━━ Listed entries ━━

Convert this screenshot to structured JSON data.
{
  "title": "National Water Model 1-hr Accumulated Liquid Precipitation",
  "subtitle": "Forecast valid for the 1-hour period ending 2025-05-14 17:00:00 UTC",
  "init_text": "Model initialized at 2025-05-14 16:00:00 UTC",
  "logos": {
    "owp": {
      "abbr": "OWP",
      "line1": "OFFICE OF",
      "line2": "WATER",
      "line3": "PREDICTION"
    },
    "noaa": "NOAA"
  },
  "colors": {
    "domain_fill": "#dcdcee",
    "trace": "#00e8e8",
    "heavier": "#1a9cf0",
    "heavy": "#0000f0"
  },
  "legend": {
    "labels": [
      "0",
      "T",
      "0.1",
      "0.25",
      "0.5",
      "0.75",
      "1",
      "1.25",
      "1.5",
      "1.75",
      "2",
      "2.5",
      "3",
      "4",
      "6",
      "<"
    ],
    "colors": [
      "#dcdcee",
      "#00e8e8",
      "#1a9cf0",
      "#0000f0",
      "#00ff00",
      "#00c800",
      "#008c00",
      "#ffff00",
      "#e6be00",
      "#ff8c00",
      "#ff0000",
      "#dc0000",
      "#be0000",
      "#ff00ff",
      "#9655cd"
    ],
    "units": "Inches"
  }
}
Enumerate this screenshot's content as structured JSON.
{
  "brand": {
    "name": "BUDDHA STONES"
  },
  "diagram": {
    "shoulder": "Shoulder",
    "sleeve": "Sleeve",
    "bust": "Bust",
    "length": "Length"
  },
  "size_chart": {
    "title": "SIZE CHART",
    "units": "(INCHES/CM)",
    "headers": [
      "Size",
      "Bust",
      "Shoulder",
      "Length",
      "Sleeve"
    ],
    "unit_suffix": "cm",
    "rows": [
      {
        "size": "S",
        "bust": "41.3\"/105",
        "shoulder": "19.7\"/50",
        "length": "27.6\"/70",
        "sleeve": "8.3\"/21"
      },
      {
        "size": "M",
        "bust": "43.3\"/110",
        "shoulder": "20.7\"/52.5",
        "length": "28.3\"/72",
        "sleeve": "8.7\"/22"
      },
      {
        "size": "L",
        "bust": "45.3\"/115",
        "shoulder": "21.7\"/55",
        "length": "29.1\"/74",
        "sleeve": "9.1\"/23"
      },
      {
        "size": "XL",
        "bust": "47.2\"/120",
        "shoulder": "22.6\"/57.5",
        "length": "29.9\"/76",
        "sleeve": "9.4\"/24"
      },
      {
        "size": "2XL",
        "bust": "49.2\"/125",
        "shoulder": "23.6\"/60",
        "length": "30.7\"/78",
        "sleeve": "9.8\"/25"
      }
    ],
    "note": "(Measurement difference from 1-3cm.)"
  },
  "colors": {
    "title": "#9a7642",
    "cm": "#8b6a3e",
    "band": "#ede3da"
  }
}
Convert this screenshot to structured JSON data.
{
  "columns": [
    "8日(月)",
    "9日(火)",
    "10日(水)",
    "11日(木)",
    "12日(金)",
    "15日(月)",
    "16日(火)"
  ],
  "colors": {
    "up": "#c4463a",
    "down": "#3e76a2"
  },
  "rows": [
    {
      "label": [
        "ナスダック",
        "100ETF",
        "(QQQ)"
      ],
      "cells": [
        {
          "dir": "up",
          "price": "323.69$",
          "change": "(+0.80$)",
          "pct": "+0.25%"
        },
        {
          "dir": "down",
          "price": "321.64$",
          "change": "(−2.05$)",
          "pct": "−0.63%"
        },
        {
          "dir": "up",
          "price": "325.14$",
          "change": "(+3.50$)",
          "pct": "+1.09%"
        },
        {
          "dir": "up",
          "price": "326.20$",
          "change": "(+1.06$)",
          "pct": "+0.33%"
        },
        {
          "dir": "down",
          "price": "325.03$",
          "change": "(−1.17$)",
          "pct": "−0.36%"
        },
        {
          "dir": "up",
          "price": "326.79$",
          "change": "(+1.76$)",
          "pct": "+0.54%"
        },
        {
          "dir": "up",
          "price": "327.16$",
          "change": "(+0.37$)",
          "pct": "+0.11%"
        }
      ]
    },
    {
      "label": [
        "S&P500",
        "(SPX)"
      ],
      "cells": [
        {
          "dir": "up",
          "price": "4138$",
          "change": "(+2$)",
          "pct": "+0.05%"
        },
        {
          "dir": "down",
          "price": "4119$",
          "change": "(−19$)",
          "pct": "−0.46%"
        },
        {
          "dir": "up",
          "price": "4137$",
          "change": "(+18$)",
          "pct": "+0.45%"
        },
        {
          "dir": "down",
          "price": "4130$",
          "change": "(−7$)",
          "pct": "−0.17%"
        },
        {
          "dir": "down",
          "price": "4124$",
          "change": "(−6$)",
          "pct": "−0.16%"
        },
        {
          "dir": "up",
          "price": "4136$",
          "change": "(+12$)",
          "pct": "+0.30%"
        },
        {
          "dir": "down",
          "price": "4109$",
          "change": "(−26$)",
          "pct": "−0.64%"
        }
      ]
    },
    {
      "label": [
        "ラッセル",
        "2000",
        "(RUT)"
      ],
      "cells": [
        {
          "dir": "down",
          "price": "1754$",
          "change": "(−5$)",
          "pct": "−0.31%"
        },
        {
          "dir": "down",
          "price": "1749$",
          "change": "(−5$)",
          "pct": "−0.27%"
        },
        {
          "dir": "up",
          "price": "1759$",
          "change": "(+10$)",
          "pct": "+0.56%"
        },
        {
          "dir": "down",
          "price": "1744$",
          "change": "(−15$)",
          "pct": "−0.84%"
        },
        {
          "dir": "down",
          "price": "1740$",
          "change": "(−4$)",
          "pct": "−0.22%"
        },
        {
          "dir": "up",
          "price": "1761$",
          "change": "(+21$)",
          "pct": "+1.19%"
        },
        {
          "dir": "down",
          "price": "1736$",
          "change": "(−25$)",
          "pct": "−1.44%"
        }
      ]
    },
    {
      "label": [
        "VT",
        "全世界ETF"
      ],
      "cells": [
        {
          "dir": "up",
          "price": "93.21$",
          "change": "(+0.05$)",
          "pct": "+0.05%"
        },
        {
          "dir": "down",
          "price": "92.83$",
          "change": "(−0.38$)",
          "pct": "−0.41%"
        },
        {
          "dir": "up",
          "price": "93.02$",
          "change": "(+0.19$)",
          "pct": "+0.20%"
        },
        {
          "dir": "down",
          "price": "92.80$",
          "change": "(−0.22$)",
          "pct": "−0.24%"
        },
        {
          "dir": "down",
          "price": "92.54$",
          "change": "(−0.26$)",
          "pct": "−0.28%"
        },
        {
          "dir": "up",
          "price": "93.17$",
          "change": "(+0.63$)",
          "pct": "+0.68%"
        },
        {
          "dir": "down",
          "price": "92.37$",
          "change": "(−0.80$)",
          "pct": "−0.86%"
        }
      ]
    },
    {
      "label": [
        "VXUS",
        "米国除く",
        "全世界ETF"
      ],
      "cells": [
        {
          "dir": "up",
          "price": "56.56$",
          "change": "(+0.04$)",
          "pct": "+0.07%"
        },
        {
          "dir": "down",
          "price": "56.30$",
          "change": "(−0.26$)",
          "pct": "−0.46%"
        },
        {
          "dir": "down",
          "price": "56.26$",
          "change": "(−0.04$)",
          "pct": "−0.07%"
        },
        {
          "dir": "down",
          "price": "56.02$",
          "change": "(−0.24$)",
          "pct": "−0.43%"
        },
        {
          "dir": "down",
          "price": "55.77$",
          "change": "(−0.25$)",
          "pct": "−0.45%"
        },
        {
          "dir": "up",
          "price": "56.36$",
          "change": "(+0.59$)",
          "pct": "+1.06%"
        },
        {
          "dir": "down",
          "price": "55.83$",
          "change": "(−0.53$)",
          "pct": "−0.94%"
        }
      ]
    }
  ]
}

━━━

■ What you have to do: The listing above should be transcribed in full, exactly as written.

■ Result:
Convert this screenshot to structured JSON data.
{
  "title": "National Water Model 1-hr Accumulated Liquid Precipitation",
  "subtitle": "Forecast valid for the 1-hour period ending 2025-05-14 17:00:00 UTC",
  "init_text": "Model initialized at 2025-05-14 16:00:00 UTC",
  "logos": {
    "owp": {
      "abbr": "OWP",
      "line1": "OFFICE OF",
      "line2": "WATER",
      "line3": "PREDICTION"
    },
    "noaa": "NOAA"
  },
  "colors": {
    "domain_fill": "#dcdcee",
    "trace": "#00e8e8",
    "heavier": "#1a9cf0",
    "heavy": "#0000f0"
  },
  "legend": {
    "labels": [
      "0",
      "T",
      "0.1",
      "0.25",
      "0.5",
      "0.75",
      "1",
      "1.25",
      "1.5",
      "1.75",
      "2",
      "2.5",
      "3",
      "4",
      "6",
      "<"
    ],
    "colors": [
      "#dcdcee",
      "#00e8e8",
      "#1a9cf0",
      "#0000f0",
      "#00ff00",
      "#00c800",
      "#008c00",
      "#ffff00",
      "#e6be00",
      "#ff8c00",
      "#ff0000",
      "#dc0000",
      "#be0000",
      "#ff00ff",
      "#9655cd"
    ],
    "units": "Inches"
  }
}
Enumerate this screenshot's content as structured JSON.
{
  "brand": {
    "name": "BUDDHA STONES"
  },
  "diagram": {
    "shoulder": "Shoulder",
    "sleeve": "Sleeve",
    "bust": "Bust",
    "length": "Length"
  },
  "size_chart": {
    "title": "SIZE CHART",
    "units": "(INCHES/CM)",
    "headers": [
      "Size",
      "Bust",
      "Shoulder",
      "Length",
      "Sleeve"
    ],
    "unit_suffix": "cm",
    "rows": [
      {
        "size": "S",
        "bust": "41.3\"/105",
        "shoulder": "19.7\"/50",
        "length": "27.6\"/70",
        "sleeve": "8.3\"/21"
      },
      {
        "size": "M",
        "bust": "43.3\"/110",
        "shoulder": "20.7\"/52.5",
        "length": "28.3\"/72",
        "sleeve": "8.7\"/22"
      },
      {
        "size": "L",
        "bust": "45.3\"/115",
        "shoulder": "21.7\"/55",
        "length": "29.1\"/74",
        "sleeve": "9.1\"/23"
      },
      {
        "size": "XL",
        "bust": "47.2\"/120",
        "shoulder": "22.6\"/57.5",
        "length": "29.9\"/76",
        "sleeve": "9.4\"/24"
      },
      {
        "size": "2XL",
        "bust": "49.2\"/125",
        "shoulder": "23.6\"/60",
        "length": "30.7\"/78",
        "sleeve": "9.8\"/25"
      }
    ],
    "note": "(Measurement difference from 1-3cm.)"
  },
  "colors": {
    "title": "#9a7642",
    "cm": "#8b6a3e",
    "band": "#ede3da"
  }
}
Convert this screenshot to structured JSON data.
{
  "columns": [
    "8日(月)",
    "9日(火)",
    "10日(水)",
    "11日(木)",
    "12日(金)",
    "15日(月)",
    "16日(火)"
  ],
  "colors": {
    "up": "#c4463a",
    "down": "#3e76a2"
  },
  "rows": [
    {
      "label": [
        "ナスダック",
        "100ETF",
        "(QQQ)"
      ],
      "cells": [
        {
          "dir": "up",
          "price": "323.69$",
          "change": "(+0.80$)",
          "pct": "+0.25%"
        },
        {
          "dir": "down",
          "price": "321.64$",
          "change": "(−2.05$)",
          "pct": "−0.63%"
        },
        {
          "dir": "up",
          "price": "325.14$",
          "change": "(+3.50$)",
          "pct": "+1.09%"
        },
        {
          "dir": "up",
          "price": "326.20$",
          "change": "(+1.06$)",
          "pct": "+0.33%"
        },
        {
          "dir": "down",
          "price": "325.03$",
          "change": "(−1.17$)",
          "pct": "−0.36%"
        },
        {
          "dir": "up",
          "price": "326.79$",
          "change": "(+1.76$)",
          "pct": "+0.54%"
        },
        {
          "dir": "up",
          "price": "327.16$",
          "change": "(+0.37$)",
          "pct": "+0.11%"
        }
      ]
    },
    {
      "label": [
        "S&P500",
        "(SPX)"
      ],
      "cells": [
        {
          "dir": "up",
          "price": "4138$",
          "change": "(+2$)",
          "pct": "+0.05%"
        },
        {
          "dir": "down",
          "price": "4119$",
          "change": "(−19$)",
          "pct": "−0.46%"
        },
        {
          "dir": "up",
          "price": "4137$",
          "change": "(+18$)",
          "pct": "+0.45%"
        },
        {
          "dir": "down",
          "price": "4130$",
          "change": "(−7$)",
          "pct": "−0.17%"
        },
        {
          "dir": "down",
          "price": "4124$",
          "change": "(−6$)",
          "pct": "−0.16%"
        },
        {
          "dir": "up",
          "price": "4136$",
          "change": "(+12$)",
          "pct": "+0.30%"
        },
        {
          "dir": "down",
          "price": "4109$",
          "change": "(−26$)",
          "pct": "−0.64%"
        }
      ]
    },
    {
      "label": [
        "ラッセル",
        "2000",
        "(RUT)"
      ],
      "cells": [
        {
          "dir": "down",
          "price": "1754$",
          "change": "(−5$)",
          "pct": "−0.31%"
        },
        {
          "dir": "down",
          "price": "1749$",
          "change": "(−5$)",
          "pct": "−0.27%"
        },
        {
          "dir": "up",
          "price": "1759$",
          "change": "(+10$)",
          "pct": "+0.56%"
        },
        {
          "dir": "down",
          "price": "1744$",
          "change": "(−15$)",
          "pct": "−0.84%"
        },
        {
          "dir": "down",
          "price": "1740$",
          "change": "(−4$)",
          "pct": "−0.22%"
        },
        {
          "dir": "up",
          "price": "1761$",
          "change": "(+21$)",
          "pct": "+1.19%"
        },
        {
          "dir": "down",
          "price": "1736$",
          "change": "(−25$)",
          "pct": "−1.44%"
        }
      ]
    },
    {
      "label": [
        "VT",
        "全世界ETF"
      ],
      "cells": [
        {
          "dir": "up",
          "price": "93.21$",
          "change": "(+0.05$)",
          "pct": "+0.05%"
        },
        {
          "dir": "down",
          "price": "92.83$",
          "change": "(−0.38$)",
          "pct": "−0.41%"
        },
        {
          "dir": "up",
          "price": "93.02$",
          "change": "(+0.19$)",
          "pct": "+0.20%"
        },
        {
          "dir": "down",
          "price": "92.80$",
          "change": "(−0.22$)",
          "pct": "−0.24%"
        },
        {
          "dir": "down",
          "price": "92.54$",
          "change": "(−0.26$)",
          "pct": "−0.28%"
        },
        {
          "dir": "up",
          "price": "93.17$",
          "change": "(+0.63$)",
          "pct": "+0.68%"
        },
        {
          "dir": "down",
          "price": "92.37$",
          "change": "(−0.80$)",
          "pct": "−0.86%"
        }
      ]
    },
    {
      "label": [
        "VXUS",
        "米国除く",
        "全世界ETF"
      ],
      "cells": [
        {
          "dir": "up",
          "price": "56.56$",
          "change": "(+0.04$)",
          "pct": "+0.07%"
        },
        {
          "dir": "down",
          "price": "56.30$",
          "change": "(−0.26$)",
          "pct": "−0.46%"
        },
        {
          "dir": "down",
          "price": "56.26$",
          "change": "(−0.04$)",
          "pct": "−0.07%"
        },
        {
          "dir": "down",
          "price": "56.02$",
          "change": "(−0.24$)",
          "pct": "−0.43%"
        },
        {
          "dir": "down",
          "price": "55.77$",
          "change": "(−0.25$)",
          "pct": "−0.45%"
        },
        {
          "dir": "up",
          "price": "56.36$",
          "change": "(+0.59$)",
          "pct": "+1.06%"
        },
        {
          "dir": "down",
          "price": "55.83$",
          "change": "(−0.53$)",
          "pct": "−0.94%"
        }
      ]
    }
  ]
}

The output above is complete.